Request: Each record needs to be echoed exactly; can you do that?
:: Supplied records ::
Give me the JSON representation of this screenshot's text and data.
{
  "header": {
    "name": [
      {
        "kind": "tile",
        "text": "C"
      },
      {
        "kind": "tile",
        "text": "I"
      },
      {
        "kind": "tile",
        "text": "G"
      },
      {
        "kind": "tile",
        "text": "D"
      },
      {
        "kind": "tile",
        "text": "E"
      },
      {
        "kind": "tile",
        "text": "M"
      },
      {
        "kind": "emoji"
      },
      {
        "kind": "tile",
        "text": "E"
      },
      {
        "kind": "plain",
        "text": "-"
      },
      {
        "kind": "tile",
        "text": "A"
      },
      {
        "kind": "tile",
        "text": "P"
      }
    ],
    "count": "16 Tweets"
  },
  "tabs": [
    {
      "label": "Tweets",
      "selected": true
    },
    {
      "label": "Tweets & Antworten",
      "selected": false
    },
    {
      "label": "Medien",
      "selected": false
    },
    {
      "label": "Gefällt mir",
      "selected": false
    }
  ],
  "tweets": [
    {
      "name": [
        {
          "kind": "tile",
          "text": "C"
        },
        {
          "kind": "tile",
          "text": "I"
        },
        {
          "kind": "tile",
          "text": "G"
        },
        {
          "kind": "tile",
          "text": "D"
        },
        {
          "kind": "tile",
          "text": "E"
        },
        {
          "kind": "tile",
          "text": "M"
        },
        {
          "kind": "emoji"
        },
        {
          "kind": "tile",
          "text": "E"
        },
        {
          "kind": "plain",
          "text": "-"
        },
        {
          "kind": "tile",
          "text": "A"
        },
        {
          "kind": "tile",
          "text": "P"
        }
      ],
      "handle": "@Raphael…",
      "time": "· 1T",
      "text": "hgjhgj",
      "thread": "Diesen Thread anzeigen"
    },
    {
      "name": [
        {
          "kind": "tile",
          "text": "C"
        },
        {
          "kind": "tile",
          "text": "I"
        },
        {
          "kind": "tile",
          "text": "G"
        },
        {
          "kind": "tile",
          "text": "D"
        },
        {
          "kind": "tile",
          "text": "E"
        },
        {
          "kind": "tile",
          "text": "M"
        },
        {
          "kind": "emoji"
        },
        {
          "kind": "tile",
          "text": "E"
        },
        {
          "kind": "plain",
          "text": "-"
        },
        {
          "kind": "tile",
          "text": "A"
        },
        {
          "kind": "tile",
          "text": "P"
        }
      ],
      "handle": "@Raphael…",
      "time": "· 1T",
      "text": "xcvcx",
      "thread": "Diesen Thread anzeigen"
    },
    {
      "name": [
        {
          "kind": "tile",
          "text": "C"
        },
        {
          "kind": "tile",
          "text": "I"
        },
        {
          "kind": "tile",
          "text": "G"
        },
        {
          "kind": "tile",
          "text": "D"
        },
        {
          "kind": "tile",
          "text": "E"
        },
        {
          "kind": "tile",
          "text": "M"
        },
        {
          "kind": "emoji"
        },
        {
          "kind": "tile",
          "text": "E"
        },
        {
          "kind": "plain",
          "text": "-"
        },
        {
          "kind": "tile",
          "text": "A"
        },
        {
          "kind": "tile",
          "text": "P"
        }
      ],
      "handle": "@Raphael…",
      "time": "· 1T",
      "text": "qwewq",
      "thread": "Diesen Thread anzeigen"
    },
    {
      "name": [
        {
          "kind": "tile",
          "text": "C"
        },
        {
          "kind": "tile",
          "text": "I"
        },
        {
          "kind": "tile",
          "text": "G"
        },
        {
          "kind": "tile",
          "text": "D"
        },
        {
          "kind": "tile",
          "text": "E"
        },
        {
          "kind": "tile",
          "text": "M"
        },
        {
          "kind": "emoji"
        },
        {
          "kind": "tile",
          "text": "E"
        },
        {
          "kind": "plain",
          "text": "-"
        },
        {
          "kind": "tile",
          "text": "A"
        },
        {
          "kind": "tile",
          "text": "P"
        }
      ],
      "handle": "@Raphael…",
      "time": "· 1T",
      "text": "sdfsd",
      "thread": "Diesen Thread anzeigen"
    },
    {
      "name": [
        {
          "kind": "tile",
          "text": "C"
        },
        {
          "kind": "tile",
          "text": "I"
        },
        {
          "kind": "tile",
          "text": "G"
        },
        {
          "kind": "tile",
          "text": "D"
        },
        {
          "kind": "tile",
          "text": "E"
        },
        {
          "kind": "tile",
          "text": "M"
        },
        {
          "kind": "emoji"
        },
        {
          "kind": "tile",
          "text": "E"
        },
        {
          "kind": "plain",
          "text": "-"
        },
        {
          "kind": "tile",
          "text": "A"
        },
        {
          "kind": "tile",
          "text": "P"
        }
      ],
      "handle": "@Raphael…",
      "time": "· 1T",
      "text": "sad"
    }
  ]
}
:::
Correct answer:
Give me the JSON representation of this screenshot's text and data.
{
  "header": {
    "name": [
      {
        "kind": "tile",
        "text": "C"
      },
      {
        "kind": "tile",
        "text": "I"
      },
      {
        "kind": "tile",
        "text": "G"
      },
      {
        "kind": "tile",
        "text": "D"
      },
      {
        "kind": "tile",
        "text": "E"
      },
      {
        "kind": "tile",
        "text": "M"
      },
      {
        "kind": "emoji"
      },
      {
        "kind": "tile",
        "text": "E"
      },
      {
        "kind": "plain",
        "text": "-"
      },
      {
        "kind": "tile",
        "text": "A"
      },
      {
        "kind": "tile",
        "text": "P"
      }
    ],
    "count": "16 Tweets"
  },
  "tabs": [
    {
      "label": "Tweets",
      "selected": true
    },
    {
      "label": "Tweets & Antworten",
      "selected": false
    },
    {
      "label": "Medien",
      "selected": false
    },
    {
      "label": "Gefällt mir",
      "selected": false
    }
  ],
  "tweets": [
    {
      "name": [
        {
          "kind": "tile",
          "text": "C"
        },
        {
          "kind": "tile",
          "text": "I"
        },
        {
          "kind": "tile",
          "text": "G"
        },
        {
          "kind": "tile",
          "text": "D"
        },
        {
          "kind": "tile",
          "text": "E"
        },
        {
          "kind": "tile",
          "text": "M"
        },
        {
          "kind": "emoji"
        },
        {
          "kind": "tile",
          "text": "E"
        },
        {
          "kind": "plain",
          "text": "-"
        },
        {
          "kind": "tile",
          "text": "A"
        },
        {
          "kind": "tile",
          "text": "P"
        }
      ],
      "handle": "@Raphael…",
      "time": "· 1T",
      "text": "hgjhgj",
      "thread": "Diesen Thread anzeigen"
    },
    {
      "name": [
        {
          "kind": "tile",
          "text": "C"
        },
        {
          "kind": "tile",
          "text": "I"
        },
        {
          "kind": "tile",
          "text": "G"
        },
        {
          "kind": "tile",
          "text": "D"
        },
        {
          "kind": "tile",
          "text": "E"
        },
        {
          "kind": "tile",
          "text": "M"
        },
        {
          "kind": "emoji"
        },
        {
          "kind": "tile",
          "text": "E"
        },
        {
          "kind": "plain",
          "text": "-"
        },
        {
          "kind": "tile",
          "text": "A"
        },
        {
          "kind": "tile",
          "text": "P"
        }
      ],
      "handle": "@Raphael…",
      "time": "· 1T",
      "text": "xcvcx",
      "thread": "Diesen Thread anzeigen"
    },
    {
      "name": [
        {
          "kind": "tile",
          "text": "C"
        },
        {
          "kind": "tile",
          "text": "I"
        },
        {
          "kind": "tile",
          "text": "G"
        },
        {
          "kind": "tile",
          "text": "D"
        },
        {
          "kind": "tile",
          "text": "E"
        },
        {
          "kind": "tile",
          "text": "M"
        },
        {
          "kind": "emoji"
        },
        {
          "kind": "tile",
          "text": "E"
        },
        {
          "kind": "plain",
          "text": "-"
        },
        {
          "kind": "tile",
          "text": "A"
        },
        {
          "kind": "tile",
          "text": "P"
        }
      ],
      "handle": "@Raphael…",
      "time": "· 1T",
      "text": "qwewq",
      "thread": "Diesen Thread anzeigen"
    },
    {
      "name": [
        {
          "kind": "tile",
          "text": "C"
        },
        {
          "kind": "tile",
          "text": "I"
        },
        {
          "kind": "tile",
          "text": "G"
        },
        {
          "kind": "tile",
          "text": "D"
        },
        {
          "kind": "tile",
          "text": "E"
        },
        {
          "kind": "tile",
          "text": "M"
        },
        {
          "kind": "emoji"
        },
        {
          "kind": "tile",
          "text": "E"
        },
        {
          "kind": "plain",
          "text": "-"
        },
        {
          "kind": "tile",
          "text": "A"
        },
        {
          "kind": "tile",
          "text": "P"
        }
      ],
      "handle": "@Raphael…",
      "time": "· 1T",
      "text": "sdfsd",
      "thread": "Diesen Thread anzeigen"
    },
    {
      "name": [
        {
          "kind": "tile",
          "text": "C"
        },
        {
          "kind": "tile",
          "text": "I"
        },
        {
          "kind": "tile",
          "text": "G"
        },
        {
          "kind": "tile",
          "text": "D"
        },
        {
          "kind": "tile",
          "text": "E"
        },
        {
          "kind": "tile",
          "text": "M"
        },
        {
          "kind": "emoji"
        },
        {
          "kind": "tile",
          "text": "E"
        },
        {
          "kind": "plain",
          "text": "-"
        },
        {
          "kind": "tile",
          "text": "A"
        },
        {
          "kind": "tile",
          "text": "P"
        }
      ],
      "handle": "@Raphael…",
      "time": "· 1T",
      "text": "sad"
    }
  ]
}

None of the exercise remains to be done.